**** Provided information

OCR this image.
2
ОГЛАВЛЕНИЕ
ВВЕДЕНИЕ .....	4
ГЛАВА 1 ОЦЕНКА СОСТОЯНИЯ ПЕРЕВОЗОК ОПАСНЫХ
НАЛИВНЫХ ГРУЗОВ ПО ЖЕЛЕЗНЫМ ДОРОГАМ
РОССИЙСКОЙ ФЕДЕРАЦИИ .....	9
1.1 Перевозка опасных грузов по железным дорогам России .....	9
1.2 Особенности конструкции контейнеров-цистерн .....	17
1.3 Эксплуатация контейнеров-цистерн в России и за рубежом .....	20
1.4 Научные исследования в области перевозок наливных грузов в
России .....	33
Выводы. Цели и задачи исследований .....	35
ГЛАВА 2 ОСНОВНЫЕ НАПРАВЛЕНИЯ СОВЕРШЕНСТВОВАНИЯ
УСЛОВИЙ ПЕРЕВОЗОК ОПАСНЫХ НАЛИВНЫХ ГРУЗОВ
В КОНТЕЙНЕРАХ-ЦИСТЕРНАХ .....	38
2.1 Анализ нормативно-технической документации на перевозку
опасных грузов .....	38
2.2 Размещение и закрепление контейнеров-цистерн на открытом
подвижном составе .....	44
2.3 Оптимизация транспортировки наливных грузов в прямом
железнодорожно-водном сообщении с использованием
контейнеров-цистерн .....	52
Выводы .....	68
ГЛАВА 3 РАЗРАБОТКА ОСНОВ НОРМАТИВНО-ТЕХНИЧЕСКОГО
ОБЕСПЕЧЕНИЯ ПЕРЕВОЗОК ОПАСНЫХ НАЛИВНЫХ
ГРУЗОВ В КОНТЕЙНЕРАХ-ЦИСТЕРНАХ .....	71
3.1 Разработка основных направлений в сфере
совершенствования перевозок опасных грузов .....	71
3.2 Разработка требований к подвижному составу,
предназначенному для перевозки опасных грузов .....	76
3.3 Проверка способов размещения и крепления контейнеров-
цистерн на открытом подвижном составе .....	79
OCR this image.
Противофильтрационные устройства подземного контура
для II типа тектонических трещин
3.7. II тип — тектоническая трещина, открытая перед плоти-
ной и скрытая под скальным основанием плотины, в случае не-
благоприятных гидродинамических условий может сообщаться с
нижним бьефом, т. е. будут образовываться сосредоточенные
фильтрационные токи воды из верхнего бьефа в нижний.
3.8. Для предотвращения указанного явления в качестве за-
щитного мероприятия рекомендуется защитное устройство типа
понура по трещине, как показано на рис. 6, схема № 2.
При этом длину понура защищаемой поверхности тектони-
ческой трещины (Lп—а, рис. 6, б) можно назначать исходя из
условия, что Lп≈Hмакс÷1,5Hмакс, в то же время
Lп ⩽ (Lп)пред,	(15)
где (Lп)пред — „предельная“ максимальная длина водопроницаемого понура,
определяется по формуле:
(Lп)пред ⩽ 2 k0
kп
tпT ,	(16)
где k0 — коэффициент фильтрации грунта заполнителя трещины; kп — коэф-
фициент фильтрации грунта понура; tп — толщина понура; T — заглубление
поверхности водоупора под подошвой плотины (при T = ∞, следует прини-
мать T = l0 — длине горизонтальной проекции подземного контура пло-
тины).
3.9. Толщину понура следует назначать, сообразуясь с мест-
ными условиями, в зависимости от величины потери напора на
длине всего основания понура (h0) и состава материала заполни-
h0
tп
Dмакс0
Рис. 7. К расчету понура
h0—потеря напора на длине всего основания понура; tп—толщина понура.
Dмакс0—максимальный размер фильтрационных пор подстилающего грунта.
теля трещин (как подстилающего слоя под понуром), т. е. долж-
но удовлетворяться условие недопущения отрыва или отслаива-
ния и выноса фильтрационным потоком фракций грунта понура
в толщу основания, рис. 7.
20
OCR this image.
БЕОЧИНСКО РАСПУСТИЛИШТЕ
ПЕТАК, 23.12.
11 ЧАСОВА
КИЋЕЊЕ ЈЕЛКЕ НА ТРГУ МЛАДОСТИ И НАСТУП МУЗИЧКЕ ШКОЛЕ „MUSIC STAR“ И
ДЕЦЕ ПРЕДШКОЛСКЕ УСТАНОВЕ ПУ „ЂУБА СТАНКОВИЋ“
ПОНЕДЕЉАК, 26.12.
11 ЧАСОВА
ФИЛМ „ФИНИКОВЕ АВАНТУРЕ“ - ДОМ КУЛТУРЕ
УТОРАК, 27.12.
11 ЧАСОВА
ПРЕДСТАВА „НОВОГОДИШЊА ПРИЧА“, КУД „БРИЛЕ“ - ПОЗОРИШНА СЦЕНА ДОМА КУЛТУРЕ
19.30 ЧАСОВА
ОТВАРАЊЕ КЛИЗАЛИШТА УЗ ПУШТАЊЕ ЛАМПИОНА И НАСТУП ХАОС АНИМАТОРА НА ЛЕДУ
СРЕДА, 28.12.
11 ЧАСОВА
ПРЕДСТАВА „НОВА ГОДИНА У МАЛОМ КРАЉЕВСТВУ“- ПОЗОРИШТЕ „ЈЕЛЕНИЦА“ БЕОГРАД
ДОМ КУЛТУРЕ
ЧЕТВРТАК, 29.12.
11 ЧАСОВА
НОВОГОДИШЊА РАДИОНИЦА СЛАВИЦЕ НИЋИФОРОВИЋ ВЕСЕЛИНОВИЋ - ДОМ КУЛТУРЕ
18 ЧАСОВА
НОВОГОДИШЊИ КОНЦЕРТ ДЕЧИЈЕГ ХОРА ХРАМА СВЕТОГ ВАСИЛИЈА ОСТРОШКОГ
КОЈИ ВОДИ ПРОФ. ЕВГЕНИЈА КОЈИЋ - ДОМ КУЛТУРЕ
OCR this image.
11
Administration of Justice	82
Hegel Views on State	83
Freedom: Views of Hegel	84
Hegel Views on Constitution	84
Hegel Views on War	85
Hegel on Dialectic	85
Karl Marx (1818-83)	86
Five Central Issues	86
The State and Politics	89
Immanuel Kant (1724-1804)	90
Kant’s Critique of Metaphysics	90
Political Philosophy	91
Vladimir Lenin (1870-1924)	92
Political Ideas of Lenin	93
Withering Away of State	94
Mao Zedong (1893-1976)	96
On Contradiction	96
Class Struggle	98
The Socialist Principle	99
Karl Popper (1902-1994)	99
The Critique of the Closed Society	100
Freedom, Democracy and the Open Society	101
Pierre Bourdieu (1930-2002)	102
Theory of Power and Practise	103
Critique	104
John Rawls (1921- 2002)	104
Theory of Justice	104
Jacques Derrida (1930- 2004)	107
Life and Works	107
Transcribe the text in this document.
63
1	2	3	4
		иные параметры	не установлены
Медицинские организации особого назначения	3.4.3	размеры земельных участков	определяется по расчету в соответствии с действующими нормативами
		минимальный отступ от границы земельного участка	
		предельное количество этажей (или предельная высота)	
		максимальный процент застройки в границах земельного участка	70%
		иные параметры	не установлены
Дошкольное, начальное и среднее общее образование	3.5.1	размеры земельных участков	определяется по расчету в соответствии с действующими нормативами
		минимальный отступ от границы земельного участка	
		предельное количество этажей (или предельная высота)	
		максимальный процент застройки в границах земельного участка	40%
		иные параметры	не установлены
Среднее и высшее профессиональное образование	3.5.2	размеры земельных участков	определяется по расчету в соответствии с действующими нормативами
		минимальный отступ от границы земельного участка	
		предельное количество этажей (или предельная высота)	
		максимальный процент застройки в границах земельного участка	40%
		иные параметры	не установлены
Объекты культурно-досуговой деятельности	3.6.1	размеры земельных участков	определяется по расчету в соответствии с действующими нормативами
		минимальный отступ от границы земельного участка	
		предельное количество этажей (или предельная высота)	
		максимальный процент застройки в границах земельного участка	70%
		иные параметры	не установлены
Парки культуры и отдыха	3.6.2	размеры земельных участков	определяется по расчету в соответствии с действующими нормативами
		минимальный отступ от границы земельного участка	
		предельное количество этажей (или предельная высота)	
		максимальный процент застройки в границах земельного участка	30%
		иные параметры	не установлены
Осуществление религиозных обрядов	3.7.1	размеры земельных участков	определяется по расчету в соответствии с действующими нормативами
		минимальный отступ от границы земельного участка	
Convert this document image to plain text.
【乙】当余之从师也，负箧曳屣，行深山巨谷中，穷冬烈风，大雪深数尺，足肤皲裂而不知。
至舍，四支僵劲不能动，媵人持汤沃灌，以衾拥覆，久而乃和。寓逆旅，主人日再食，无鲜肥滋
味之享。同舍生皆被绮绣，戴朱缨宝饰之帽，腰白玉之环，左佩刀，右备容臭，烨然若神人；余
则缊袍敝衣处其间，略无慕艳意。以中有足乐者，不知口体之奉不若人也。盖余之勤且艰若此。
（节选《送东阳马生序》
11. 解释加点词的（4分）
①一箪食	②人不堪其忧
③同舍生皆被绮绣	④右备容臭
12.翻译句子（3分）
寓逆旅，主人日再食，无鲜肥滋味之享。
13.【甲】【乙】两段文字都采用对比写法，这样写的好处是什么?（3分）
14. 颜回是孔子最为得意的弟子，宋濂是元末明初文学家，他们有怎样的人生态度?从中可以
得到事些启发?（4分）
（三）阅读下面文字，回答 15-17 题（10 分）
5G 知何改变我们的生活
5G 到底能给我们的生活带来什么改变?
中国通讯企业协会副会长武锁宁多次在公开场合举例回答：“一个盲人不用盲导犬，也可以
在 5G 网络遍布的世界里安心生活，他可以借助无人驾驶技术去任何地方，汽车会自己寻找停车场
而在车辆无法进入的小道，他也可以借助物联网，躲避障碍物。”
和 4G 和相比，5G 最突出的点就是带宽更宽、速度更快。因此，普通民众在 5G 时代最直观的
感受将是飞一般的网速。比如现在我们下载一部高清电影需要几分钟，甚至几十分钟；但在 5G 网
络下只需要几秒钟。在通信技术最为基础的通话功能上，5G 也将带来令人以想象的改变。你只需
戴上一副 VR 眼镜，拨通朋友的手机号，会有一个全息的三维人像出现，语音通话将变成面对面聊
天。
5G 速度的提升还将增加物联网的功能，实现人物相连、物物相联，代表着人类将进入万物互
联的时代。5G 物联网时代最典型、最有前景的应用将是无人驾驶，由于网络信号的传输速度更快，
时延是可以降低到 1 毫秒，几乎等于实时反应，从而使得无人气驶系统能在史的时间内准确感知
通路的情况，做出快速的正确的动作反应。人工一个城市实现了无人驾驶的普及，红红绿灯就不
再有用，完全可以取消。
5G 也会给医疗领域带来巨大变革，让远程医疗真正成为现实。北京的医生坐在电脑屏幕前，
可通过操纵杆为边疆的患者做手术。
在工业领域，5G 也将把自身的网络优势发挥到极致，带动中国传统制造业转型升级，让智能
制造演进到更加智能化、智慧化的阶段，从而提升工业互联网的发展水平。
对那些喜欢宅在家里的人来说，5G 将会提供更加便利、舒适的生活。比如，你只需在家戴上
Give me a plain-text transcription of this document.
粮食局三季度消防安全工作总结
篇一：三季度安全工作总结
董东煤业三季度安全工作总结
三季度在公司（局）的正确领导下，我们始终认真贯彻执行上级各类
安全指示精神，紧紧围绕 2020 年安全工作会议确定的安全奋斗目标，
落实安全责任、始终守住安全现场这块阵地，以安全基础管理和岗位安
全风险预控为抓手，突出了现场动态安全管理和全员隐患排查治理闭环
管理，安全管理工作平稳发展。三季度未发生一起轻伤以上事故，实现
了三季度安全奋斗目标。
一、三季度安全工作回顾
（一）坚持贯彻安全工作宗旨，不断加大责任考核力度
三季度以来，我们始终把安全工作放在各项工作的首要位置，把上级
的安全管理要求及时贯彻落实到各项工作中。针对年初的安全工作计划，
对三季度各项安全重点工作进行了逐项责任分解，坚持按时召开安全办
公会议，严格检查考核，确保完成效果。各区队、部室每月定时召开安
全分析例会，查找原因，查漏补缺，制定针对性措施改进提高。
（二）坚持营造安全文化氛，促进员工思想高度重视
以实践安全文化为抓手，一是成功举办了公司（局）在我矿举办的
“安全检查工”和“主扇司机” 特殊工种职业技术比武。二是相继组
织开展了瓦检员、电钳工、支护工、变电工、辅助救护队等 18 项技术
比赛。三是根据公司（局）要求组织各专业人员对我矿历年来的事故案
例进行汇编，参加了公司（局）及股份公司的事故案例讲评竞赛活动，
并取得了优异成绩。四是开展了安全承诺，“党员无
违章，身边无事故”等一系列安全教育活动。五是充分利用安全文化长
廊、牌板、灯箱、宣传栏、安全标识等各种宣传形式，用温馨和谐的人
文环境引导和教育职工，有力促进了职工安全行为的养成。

********

> **Written instruction**: Copy out all lines where the word "ЦИСТЕРНАХ" appears.

> **Written solution**:
В КОНТЕЙНЕРАХ-ЦИСТЕРНАХ .....	38
ГРУЗОВ В КОНТЕЙНЕРАХ-ЦИСТЕРНАХ .....	71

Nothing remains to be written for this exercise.